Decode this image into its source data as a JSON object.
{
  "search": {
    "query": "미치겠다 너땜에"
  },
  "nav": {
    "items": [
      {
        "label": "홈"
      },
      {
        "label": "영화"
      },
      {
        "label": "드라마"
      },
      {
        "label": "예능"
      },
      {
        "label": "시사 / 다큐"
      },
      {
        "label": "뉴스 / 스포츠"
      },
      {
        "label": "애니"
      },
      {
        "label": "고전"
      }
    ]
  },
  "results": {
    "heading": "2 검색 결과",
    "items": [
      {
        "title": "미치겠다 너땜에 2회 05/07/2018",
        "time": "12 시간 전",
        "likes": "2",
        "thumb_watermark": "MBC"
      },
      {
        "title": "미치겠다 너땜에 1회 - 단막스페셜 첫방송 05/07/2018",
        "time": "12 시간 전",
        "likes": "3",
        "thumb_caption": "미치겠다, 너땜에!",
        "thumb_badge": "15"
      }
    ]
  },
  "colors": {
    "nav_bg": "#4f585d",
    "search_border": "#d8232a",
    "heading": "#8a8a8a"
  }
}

▬▬▬

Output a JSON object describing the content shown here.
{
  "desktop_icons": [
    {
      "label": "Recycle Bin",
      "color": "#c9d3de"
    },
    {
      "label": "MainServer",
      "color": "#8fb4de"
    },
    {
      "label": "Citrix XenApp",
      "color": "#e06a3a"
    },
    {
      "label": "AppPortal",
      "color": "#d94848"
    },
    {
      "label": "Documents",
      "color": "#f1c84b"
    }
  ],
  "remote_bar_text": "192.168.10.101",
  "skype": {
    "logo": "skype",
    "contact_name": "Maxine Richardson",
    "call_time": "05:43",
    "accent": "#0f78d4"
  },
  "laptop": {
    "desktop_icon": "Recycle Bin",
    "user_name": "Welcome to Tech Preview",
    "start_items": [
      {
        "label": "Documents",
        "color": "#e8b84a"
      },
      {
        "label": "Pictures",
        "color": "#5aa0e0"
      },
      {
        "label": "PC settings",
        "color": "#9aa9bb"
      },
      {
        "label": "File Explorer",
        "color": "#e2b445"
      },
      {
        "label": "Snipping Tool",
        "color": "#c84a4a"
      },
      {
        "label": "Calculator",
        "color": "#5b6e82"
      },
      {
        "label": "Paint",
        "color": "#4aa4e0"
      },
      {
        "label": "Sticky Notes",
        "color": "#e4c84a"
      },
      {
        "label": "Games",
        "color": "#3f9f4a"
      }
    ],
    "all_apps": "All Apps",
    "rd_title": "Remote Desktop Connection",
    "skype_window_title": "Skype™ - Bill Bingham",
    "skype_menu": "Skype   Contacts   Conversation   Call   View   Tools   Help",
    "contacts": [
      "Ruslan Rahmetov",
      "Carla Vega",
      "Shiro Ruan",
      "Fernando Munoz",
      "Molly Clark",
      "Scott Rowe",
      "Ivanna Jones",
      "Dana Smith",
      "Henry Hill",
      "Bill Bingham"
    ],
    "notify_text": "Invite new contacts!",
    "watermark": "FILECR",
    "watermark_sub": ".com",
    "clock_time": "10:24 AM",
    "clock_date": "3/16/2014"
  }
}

▬▬▬

**Written exercise**: Report only how many lines in the entries contain "object".

**The solution**: 2